**PROBLEM DETAILS**.
Return the whole listing, keeping every character the same.

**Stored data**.

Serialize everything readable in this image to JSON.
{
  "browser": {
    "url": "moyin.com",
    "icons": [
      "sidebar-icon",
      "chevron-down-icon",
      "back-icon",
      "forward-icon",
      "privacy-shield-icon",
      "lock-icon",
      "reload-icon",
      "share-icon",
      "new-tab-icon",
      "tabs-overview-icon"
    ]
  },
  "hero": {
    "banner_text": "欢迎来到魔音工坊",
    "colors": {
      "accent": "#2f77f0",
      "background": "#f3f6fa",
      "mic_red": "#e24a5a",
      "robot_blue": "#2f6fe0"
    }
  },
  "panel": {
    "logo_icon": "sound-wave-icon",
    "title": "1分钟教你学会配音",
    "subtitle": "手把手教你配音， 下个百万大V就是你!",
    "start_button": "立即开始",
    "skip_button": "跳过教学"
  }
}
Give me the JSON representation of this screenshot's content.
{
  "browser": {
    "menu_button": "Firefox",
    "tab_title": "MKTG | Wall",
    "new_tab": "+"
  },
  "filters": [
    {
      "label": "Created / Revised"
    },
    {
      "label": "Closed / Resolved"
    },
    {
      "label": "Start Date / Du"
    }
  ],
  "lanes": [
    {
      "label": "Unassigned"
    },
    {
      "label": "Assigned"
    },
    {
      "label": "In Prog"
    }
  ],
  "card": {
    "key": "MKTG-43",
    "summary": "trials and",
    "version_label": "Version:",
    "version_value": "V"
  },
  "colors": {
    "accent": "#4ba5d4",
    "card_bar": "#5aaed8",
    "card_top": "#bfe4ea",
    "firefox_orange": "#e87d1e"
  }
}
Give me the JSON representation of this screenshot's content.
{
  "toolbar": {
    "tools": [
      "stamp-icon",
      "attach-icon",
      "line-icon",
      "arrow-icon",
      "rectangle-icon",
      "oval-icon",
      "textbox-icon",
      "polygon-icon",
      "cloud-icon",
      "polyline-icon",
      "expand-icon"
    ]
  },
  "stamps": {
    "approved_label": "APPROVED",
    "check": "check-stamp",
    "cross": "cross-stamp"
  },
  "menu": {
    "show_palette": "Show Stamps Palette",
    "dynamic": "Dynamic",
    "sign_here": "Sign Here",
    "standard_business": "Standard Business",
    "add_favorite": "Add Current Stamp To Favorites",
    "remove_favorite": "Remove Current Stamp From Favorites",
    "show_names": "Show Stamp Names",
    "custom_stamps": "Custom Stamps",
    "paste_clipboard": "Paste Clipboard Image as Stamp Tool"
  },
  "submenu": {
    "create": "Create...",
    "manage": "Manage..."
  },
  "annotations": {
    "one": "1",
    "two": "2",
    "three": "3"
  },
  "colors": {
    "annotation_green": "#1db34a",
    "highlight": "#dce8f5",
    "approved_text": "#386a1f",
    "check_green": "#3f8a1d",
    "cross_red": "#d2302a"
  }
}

**SOLUTION TO THE PROBLEM**.
Serialize everything readable in this image to JSON.
{
  "browser": {
    "url": "moyin.com",
    "icons": [
      "sidebar-icon",
      "chevron-down-icon",
      "back-icon",
      "forward-icon",
      "privacy-shield-icon",
      "lock-icon",
      "reload-icon",
      "share-icon",
      "new-tab-icon",
      "tabs-overview-icon"
    ]
  },
  "hero": {
    "banner_text": "欢迎来到魔音工坊",
    "colors": {
      "accent": "#2f77f0",
      "background": "#f3f6fa",
      "mic_red": "#e24a5a",
      "robot_blue": "#2f6fe0"
    }
  },
  "panel": {
    "logo_icon": "sound-wave-icon",
    "title": "1分钟教你学会配音",
    "subtitle": "手把手教你配音， 下个百万大V就是你!",
    "start_button": "立即开始",
    "skip_button": "跳过教学"
  }
}
Give me the JSON representation of this screenshot's content.
{
  "browser": {
    "menu_button": "Firefox",
    "tab_title": "MKTG | Wall",
    "new_tab": "+"
  },
  "filters": [
    {
      "label": "Created / Revised"
    },
    {
      "label": "Closed / Resolved"
    },
    {
      "label": "Start Date / Du"
    }
  ],
  "lanes": [
    {
      "label": "Unassigned"
    },
    {
      "label": "Assigned"
    },
    {
      "label": "In Prog"
    }
  ],
  "card": {
    "key": "MKTG-43",
    "summary": "trials and",
    "version_label": "Version:",
    "version_value": "V"
  },
  "colors": {
    "accent": "#4ba5d4",
    "card_bar": "#5aaed8",
    "card_top": "#bfe4ea",
    "firefox_orange": "#e87d1e"
  }
}
Give me the JSON representation of this screenshot's content.
{
  "toolbar": {
    "tools": [
      "stamp-icon",
      "attach-icon",
      "line-icon",
      "arrow-icon",
      "rectangle-icon",
      "oval-icon",
      "textbox-icon",
      "polygon-icon",
      "cloud-icon",
      "polyline-icon",
      "expand-icon"
    ]
  },
  "stamps": {
    "approved_label": "APPROVED",
    "check": "check-stamp",
    "cross": "cross-stamp"
  },
  "menu": {
    "show_palette": "Show Stamps Palette",
    "dynamic": "Dynamic",
    "sign_here": "Sign Here",
    "standard_business": "Standard Business",
    "add_favorite": "Add Current Stamp To Favorites",
    "remove_favorite": "Remove Current Stamp From Favorites",
    "show_names": "Show Stamp Names",
    "custom_stamps": "Custom Stamps",
    "paste_clipboard": "Paste Clipboard Image as Stamp Tool"
  },
  "submenu": {
    "create": "Create...",
    "manage": "Manage..."
  },
  "annotations": {
    "one": "1",
    "two": "2",
    "three": "3"
  },
  "colors": {
    "annotation_green": "#1db34a",
    "highlight": "#dce8f5",
    "approved_text": "#386a1f",
    "check_green": "#3f8a1d",
    "cross_red": "#d2302a"
  }
}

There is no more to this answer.